> **WORK INSTRUCTIONS**: Check the listing below for lines that hold "marker". How many are there? Please give only the number.

> **Dataset rows about figures**:

------------------------------------

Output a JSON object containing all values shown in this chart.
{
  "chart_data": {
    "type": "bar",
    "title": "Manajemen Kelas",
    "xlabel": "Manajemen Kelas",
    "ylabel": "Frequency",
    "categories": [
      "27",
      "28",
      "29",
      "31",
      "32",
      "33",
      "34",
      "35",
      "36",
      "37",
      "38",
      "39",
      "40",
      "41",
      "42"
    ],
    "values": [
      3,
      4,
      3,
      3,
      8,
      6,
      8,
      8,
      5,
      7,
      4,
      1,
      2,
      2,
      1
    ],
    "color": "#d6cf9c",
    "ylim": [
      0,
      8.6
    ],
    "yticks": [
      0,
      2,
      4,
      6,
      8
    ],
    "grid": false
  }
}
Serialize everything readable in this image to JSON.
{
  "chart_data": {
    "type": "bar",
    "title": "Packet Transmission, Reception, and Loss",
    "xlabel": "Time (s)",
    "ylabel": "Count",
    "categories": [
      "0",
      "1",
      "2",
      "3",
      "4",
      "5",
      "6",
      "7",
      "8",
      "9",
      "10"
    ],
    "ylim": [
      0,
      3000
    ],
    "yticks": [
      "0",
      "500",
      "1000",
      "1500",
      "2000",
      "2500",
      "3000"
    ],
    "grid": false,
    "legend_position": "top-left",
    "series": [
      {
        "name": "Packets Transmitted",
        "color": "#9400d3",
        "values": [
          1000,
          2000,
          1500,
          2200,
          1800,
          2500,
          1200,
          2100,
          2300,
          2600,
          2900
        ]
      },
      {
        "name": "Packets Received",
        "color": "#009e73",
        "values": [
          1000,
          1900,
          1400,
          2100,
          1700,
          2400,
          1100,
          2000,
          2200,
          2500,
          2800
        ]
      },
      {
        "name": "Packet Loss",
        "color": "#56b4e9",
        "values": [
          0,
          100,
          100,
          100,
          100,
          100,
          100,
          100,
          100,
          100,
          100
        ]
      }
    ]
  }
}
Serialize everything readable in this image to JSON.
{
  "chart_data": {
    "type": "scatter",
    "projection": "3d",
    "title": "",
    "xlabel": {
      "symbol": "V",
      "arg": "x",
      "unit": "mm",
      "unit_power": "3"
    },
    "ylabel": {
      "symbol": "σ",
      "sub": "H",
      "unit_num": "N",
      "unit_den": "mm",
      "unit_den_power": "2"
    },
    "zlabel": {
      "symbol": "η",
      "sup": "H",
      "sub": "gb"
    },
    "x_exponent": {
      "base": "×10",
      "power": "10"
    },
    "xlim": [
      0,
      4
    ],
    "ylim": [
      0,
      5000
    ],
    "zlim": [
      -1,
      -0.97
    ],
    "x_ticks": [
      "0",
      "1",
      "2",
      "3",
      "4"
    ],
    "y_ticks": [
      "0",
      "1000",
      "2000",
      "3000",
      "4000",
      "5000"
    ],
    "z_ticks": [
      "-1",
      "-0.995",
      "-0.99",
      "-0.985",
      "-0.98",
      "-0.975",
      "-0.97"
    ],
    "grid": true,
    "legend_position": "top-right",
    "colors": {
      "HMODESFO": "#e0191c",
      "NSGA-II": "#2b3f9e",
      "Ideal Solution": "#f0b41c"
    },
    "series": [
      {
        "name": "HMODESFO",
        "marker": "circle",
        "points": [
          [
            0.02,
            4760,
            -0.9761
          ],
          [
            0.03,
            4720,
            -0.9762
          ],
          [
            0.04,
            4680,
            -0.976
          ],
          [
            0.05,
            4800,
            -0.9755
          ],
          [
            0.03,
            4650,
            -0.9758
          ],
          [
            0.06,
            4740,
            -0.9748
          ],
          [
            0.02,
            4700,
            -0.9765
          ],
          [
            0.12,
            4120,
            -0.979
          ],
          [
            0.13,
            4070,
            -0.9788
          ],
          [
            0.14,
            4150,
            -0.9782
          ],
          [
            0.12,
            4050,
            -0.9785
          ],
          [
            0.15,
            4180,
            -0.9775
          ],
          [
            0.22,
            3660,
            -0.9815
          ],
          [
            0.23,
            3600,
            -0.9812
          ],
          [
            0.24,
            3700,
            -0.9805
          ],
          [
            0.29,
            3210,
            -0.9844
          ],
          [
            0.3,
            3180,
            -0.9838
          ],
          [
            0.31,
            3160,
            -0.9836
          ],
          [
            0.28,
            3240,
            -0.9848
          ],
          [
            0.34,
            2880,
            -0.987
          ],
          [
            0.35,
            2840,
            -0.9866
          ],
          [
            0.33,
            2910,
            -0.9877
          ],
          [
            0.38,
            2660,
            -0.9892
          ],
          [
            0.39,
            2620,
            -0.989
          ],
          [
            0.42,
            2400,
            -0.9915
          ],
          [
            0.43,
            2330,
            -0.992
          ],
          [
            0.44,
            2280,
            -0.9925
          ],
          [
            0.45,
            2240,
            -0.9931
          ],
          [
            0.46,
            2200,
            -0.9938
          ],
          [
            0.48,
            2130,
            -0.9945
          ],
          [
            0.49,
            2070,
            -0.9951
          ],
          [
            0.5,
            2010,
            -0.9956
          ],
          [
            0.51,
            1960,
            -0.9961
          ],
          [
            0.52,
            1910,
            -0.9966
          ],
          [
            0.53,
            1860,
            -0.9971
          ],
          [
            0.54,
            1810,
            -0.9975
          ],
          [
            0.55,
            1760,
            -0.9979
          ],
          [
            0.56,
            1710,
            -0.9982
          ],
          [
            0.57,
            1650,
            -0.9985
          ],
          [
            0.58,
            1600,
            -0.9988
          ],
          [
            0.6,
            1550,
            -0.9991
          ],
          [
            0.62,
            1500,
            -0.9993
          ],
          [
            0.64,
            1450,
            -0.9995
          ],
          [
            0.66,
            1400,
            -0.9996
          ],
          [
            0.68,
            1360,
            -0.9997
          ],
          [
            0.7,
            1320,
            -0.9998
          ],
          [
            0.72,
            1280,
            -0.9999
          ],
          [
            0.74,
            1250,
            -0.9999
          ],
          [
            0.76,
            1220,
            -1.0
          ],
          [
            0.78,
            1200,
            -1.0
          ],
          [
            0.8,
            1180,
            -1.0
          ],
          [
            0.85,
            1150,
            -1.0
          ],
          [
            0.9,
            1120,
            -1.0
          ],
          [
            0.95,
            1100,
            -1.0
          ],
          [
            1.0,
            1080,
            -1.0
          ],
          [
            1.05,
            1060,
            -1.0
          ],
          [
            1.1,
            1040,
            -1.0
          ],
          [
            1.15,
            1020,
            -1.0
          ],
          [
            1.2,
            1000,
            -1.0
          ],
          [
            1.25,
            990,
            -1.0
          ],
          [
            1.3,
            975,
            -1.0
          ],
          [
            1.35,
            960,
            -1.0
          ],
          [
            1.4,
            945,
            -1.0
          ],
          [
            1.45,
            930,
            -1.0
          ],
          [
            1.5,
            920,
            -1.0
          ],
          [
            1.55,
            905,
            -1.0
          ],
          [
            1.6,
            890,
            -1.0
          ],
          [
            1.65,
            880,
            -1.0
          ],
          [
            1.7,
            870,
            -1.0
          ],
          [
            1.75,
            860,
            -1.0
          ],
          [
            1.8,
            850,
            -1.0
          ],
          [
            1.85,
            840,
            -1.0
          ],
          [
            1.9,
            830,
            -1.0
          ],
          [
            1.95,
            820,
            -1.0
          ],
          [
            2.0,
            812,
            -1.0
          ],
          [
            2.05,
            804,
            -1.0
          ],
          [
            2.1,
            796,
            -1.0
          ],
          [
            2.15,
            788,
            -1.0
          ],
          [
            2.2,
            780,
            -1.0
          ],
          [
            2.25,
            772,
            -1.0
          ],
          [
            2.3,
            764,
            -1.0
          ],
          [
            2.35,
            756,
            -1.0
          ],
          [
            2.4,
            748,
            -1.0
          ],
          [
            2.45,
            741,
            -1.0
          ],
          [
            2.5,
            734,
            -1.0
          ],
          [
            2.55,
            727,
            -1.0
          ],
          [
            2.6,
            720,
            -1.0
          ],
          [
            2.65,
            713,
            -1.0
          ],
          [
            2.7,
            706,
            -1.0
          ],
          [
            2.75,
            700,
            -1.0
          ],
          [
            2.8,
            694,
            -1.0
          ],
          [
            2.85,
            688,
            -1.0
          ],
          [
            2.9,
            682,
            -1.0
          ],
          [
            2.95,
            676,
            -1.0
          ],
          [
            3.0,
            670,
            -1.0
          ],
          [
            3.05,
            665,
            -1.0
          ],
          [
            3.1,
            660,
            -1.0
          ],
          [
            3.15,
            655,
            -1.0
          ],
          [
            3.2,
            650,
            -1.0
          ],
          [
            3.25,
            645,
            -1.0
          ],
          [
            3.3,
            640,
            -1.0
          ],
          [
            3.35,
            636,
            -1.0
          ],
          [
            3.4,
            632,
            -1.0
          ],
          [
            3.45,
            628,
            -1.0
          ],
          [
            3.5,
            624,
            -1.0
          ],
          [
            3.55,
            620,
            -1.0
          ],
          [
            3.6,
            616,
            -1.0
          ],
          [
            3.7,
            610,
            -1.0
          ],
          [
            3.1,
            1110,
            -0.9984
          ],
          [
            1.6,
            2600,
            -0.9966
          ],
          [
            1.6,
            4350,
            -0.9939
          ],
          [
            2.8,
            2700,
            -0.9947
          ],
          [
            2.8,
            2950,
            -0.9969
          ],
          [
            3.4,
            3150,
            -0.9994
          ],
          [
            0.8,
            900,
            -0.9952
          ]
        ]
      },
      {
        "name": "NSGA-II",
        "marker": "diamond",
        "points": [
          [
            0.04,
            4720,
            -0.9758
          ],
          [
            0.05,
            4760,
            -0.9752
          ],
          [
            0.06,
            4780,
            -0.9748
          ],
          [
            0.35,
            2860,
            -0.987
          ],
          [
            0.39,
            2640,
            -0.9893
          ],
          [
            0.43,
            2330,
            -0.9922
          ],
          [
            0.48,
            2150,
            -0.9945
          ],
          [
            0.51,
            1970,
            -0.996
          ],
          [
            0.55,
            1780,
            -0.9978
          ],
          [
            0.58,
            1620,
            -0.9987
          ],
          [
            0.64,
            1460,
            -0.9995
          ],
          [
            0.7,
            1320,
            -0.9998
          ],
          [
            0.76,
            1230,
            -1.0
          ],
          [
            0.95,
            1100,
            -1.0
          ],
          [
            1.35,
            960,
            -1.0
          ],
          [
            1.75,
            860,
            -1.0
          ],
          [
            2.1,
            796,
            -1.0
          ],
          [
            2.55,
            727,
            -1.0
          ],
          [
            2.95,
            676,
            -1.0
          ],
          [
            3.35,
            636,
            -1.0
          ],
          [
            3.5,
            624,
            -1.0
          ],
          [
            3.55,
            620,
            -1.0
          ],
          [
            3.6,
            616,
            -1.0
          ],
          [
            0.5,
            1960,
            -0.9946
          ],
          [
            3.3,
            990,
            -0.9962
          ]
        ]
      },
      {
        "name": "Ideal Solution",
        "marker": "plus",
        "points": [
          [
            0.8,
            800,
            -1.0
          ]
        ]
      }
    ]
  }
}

------------------------------------

> **WORKED SOLUTION**: 3